[RECORDS SHOWN]
★ ★ ★

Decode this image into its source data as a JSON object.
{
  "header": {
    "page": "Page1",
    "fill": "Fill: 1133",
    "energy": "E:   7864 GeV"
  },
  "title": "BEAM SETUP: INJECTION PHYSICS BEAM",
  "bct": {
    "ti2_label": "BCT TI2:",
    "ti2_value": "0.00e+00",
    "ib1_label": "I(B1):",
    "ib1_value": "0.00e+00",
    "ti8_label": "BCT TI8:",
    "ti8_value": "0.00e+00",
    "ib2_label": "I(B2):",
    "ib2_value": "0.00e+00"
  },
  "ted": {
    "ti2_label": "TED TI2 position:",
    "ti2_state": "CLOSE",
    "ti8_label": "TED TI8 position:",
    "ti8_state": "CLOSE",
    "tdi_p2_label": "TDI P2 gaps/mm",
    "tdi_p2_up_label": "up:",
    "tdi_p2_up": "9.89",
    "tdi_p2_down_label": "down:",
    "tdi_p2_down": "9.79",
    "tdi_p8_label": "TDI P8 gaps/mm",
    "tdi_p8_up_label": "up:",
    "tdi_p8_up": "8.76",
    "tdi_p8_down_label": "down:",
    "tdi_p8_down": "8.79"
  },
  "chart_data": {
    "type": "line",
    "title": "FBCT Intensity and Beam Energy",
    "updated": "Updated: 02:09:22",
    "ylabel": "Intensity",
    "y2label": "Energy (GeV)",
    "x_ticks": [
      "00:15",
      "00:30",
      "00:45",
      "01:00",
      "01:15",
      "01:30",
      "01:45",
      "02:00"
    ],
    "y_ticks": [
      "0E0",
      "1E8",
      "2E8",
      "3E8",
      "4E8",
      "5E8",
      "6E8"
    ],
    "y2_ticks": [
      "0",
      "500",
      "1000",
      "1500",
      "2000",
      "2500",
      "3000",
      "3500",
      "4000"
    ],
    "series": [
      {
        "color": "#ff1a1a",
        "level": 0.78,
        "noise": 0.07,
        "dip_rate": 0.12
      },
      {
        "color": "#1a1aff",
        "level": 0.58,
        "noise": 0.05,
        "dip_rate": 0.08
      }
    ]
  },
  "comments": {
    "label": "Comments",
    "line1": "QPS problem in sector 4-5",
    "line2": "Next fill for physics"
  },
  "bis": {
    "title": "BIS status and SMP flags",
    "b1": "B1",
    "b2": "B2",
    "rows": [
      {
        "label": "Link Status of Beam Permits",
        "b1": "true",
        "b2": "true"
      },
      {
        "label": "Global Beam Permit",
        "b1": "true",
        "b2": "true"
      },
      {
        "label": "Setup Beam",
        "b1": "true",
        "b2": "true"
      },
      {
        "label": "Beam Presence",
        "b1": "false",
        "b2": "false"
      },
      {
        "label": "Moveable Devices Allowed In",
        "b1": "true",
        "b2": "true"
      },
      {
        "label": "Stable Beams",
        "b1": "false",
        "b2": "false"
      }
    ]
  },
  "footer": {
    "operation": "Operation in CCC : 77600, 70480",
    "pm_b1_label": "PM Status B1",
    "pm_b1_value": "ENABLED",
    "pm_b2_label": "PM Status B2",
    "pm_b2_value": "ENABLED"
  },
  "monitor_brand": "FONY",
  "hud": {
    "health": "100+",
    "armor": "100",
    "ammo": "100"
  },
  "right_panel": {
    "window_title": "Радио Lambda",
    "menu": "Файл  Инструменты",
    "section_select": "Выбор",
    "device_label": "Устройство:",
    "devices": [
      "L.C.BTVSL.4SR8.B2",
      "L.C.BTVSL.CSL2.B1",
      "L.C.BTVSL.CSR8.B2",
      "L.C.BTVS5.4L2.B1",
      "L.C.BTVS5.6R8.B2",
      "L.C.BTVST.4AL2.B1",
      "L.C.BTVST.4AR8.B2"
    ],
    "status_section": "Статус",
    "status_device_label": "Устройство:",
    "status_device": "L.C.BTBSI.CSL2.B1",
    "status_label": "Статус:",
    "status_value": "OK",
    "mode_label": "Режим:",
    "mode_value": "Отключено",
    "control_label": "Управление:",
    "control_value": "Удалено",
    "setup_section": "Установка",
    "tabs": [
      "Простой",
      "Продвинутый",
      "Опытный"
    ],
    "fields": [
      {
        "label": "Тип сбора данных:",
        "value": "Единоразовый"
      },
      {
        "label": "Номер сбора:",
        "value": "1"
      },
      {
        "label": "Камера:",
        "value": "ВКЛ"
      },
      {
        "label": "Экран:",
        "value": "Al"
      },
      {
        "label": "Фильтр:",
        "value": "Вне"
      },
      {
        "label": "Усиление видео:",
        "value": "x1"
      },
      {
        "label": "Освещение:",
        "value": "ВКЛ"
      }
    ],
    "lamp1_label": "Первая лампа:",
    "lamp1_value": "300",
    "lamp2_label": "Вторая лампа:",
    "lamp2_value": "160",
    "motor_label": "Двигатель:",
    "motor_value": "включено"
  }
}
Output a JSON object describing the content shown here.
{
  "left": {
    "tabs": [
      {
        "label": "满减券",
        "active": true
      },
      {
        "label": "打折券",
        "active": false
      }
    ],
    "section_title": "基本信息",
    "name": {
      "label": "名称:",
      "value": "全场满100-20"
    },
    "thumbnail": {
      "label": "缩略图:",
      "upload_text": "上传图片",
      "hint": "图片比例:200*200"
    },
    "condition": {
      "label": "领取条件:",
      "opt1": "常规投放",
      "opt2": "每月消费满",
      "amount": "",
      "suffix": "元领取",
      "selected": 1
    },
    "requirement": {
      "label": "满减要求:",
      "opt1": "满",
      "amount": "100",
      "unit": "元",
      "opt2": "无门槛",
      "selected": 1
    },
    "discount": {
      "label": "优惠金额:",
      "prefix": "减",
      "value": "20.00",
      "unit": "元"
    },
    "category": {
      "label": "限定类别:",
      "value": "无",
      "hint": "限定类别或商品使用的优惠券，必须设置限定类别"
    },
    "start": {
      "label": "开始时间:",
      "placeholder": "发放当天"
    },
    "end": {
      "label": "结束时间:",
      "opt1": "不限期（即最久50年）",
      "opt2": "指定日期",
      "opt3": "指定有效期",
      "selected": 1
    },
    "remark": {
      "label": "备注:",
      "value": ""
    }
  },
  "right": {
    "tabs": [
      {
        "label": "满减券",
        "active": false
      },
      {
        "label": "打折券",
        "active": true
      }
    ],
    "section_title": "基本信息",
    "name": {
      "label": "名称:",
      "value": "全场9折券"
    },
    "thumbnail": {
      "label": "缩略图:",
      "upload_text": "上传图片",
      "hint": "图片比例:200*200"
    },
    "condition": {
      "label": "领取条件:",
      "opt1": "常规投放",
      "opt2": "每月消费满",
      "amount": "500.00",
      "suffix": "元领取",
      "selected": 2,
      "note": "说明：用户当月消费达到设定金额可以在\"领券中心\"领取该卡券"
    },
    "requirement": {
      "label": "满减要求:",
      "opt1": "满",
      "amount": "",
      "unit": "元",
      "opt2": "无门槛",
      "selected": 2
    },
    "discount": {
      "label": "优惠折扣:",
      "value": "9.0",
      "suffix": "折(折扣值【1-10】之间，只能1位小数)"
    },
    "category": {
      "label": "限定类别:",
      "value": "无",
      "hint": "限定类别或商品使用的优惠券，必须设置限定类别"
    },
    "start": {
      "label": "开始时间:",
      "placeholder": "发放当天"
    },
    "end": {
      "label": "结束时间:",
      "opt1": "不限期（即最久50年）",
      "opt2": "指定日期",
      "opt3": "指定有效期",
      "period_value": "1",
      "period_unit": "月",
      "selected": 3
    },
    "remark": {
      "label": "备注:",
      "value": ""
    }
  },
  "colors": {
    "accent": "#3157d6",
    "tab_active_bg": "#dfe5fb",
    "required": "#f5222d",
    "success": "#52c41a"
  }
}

★ ★ ★

[GIVEN PROBLEM]
Print all of the entries exactly as they are written.

[THE SOLUTION]
Decode this image into its source data as a JSON object.
{
  "header": {
    "page": "Page1",
    "fill": "Fill: 1133",
    "energy": "E:   7864 GeV"
  },
  "title": "BEAM SETUP: INJECTION PHYSICS BEAM",
  "bct": {
    "ti2_label": "BCT TI2:",
    "ti2_value": "0.00e+00",
    "ib1_label": "I(B1):",
    "ib1_value": "0.00e+00",
    "ti8_label": "BCT TI8:",
    "ti8_value": "0.00e+00",
    "ib2_label": "I(B2):",
    "ib2_value": "0.00e+00"
  },
  "ted": {
    "ti2_label": "TED TI2 position:",
    "ti2_state": "CLOSE",
    "ti8_label": "TED TI8 position:",
    "ti8_state": "CLOSE",
    "tdi_p2_label": "TDI P2 gaps/mm",
    "tdi_p2_up_label": "up:",
    "tdi_p2_up": "9.89",
    "tdi_p2_down_label": "down:",
    "tdi_p2_down": "9.79",
    "tdi_p8_label": "TDI P8 gaps/mm",
    "tdi_p8_up_label": "up:",
    "tdi_p8_up": "8.76",
    "tdi_p8_down_label": "down:",
    "tdi_p8_down": "8.79"
  },
  "chart_data": {
    "type": "line",
    "title": "FBCT Intensity and Beam Energy",
    "updated": "Updated: 02:09:22",
    "ylabel": "Intensity",
    "y2label": "Energy (GeV)",
    "x_ticks": [
      "00:15",
      "00:30",
      "00:45",
      "01:00",
      "01:15",
      "01:30",
      "01:45",
      "02:00"
    ],
    "y_ticks": [
      "0E0",
      "1E8",
      "2E8",
      "3E8",
      "4E8",
      "5E8",
      "6E8"
    ],
    "y2_ticks": [
      "0",
      "500",
      "1000",
      "1500",
      "2000",
      "2500",
      "3000",
      "3500",
      "4000"
    ],
    "series": [
      {
        "color": "#ff1a1a",
        "level": 0.78,
        "noise": 0.07,
        "dip_rate": 0.12
      },
      {
        "color": "#1a1aff",
        "level": 0.58,
        "noise": 0.05,
        "dip_rate": 0.08
      }
    ]
  },
  "comments": {
    "label": "Comments",
    "line1": "QPS problem in sector 4-5",
    "line2": "Next fill for physics"
  },
  "bis": {
    "title": "BIS status and SMP flags",
    "b1": "B1",
    "b2": "B2",
    "rows": [
      {
        "label": "Link Status of Beam Permits",
        "b1": "true",
        "b2": "true"
      },
      {
        "label": "Global Beam Permit",
        "b1": "true",
        "b2": "true"
      },
      {
        "label": "Setup Beam",
        "b1": "true",
        "b2": "true"
      },
      {
        "label": "Beam Presence",
        "b1": "false",
        "b2": "false"
      },
      {
        "label": "Moveable Devices Allowed In",
        "b1": "true",
        "b2": "true"
      },
      {
        "label": "Stable Beams",
        "b1": "false",
        "b2": "false"
      }
    ]
  },
  "footer": {
    "operation": "Operation in CCC : 77600, 70480",
    "pm_b1_label": "PM Status B1",
    "pm_b1_value": "ENABLED",
    "pm_b2_label": "PM Status B2",
    "pm_b2_value": "ENABLED"
  },
  "monitor_brand": "FONY",
  "hud": {
    "health": "100+",
    "armor": "100",
    "ammo": "100"
  },
  "right_panel": {
    "window_title": "Радио Lambda",
    "menu": "Файл  Инструменты",
    "section_select": "Выбор",
    "device_label": "Устройство:",
    "devices": [
      "L.C.BTVSL.4SR8.B2",
      "L.C.BTVSL.CSL2.B1",
      "L.C.BTVSL.CSR8.B2",
      "L.C.BTVS5.4L2.B1",
      "L.C.BTVS5.6R8.B2",
      "L.C.BTVST.4AL2.B1",
      "L.C.BTVST.4AR8.B2"
    ],
    "status_section": "Статус",
    "status_device_label": "Устройство:",
    "status_device": "L.C.BTBSI.CSL2.B1",
    "status_label": "Статус:",
    "status_value": "OK",
    "mode_label": "Режим:",
    "mode_value": "Отключено",
    "control_label": "Управление:",
    "control_value": "Удалено",
    "setup_section": "Установка",
    "tabs": [
      "Простой",
      "Продвинутый",
      "Опытный"
    ],
    "fields": [
      {
        "label": "Тип сбора данных:",
        "value": "Единоразовый"
      },
      {
        "label": "Номер сбора:",
        "value": "1"
      },
      {
        "label": "Камера:",
        "value": "ВКЛ"
      },
      {
        "label": "Экран:",
        "value": "Al"
      },
      {
        "label": "Фильтр:",
        "value": "Вне"
      },
      {
        "label": "Усиление видео:",
        "value": "x1"
      },
      {
        "label": "Освещение:",
        "value": "ВКЛ"
      }
    ],
    "lamp1_label": "Первая лампа:",
    "lamp1_value": "300",
    "lamp2_label": "Вторая лампа:",
    "lamp2_value": "160",
    "motor_label": "Двигатель:",
    "motor_value": "включено"
  }
}
Output a JSON object describing the content shown here.
{
  "left": {
    "tabs": [
      {
        "label": "满减券",
        "active": true
      },
      {
        "label": "打折券",
        "active": false
      }
    ],
    "section_title": "基本信息",
    "name": {
      "label": "名称:",
      "value": "全场满100-20"
    },
    "thumbnail": {
      "label": "缩略图:",
      "upload_text": "上传图片",
      "hint": "图片比例:200*200"
    },
    "condition": {
      "label": "领取条件:",
      "opt1": "常规投放",
      "opt2": "每月消费满",
      "amount": "",
      "suffix": "元领取",
      "selected": 1
    },
    "requirement": {
      "label": "满减要求:",
      "opt1": "满",
      "amount": "100",
      "unit": "元",
      "opt2": "无门槛",
      "selected": 1
    },
    "discount": {
      "label": "优惠金额:",
      "prefix": "减",
      "value": "20.00",
      "unit": "元"
    },
    "category": {
      "label": "限定类别:",
      "value": "无",
      "hint": "限定类别或商品使用的优惠券，必须设置限定类别"
    },
    "start": {
      "label": "开始时间:",
      "placeholder": "发放当天"
    },
    "end": {
      "label": "结束时间:",
      "opt1": "不限期（即最久50年）",
      "opt2": "指定日期",
      "opt3": "指定有效期",
      "selected": 1
    },
    "remark": {
      "label": "备注:",
      "value": ""
    }
  },
  "right": {
    "tabs": [
      {
        "label": "满减券",
        "active": false
      },
      {
        "label": "打折券",
        "active": true
      }
    ],
    "section_title": "基本信息",
    "name": {
      "label": "名称:",
      "value": "全场9折券"
    },
    "thumbnail": {
      "label": "缩略图:",
      "upload_text": "上传图片",
      "hint": "图片比例:200*200"
    },
    "condition": {
      "label": "领取条件:",
      "opt1": "常规投放",
      "opt2": "每月消费满",
      "amount": "500.00",
      "suffix": "元领取",
      "selected": 2,
      "note": "说明：用户当月消费达到设定金额可以在\"领券中心\"领取该卡券"
    },
    "requirement": {
      "label": "满减要求:",
      "opt1": "满",
      "amount": "",
      "unit": "元",
      "opt2": "无门槛",
      "selected": 2
    },
    "discount": {
      "label": "优惠折扣:",
      "value": "9.0",
      "suffix": "折(折扣值【1-10】之间，只能1位小数)"
    },
    "category": {
      "label": "限定类别:",
      "value": "无",
      "hint": "限定类别或商品使用的优惠券，必须设置限定类别"
    },
    "start": {
      "label": "开始时间:",
      "placeholder": "发放当天"
    },
    "end": {
      "label": "结束时间:",
      "opt1": "不限期（即最久50年）",
      "opt2": "指定日期",
      "opt3": "指定有效期",
      "period_value": "1",
      "period_unit": "月",
      "selected": 3
    },
    "remark": {
      "label": "备注:",
      "value": ""
    }
  },
  "colors": {
    "accent": "#3157d6",
    "tab_active_bg": "#dfe5fb",
    "required": "#f5222d",
    "success": "#52c41a"
  }
}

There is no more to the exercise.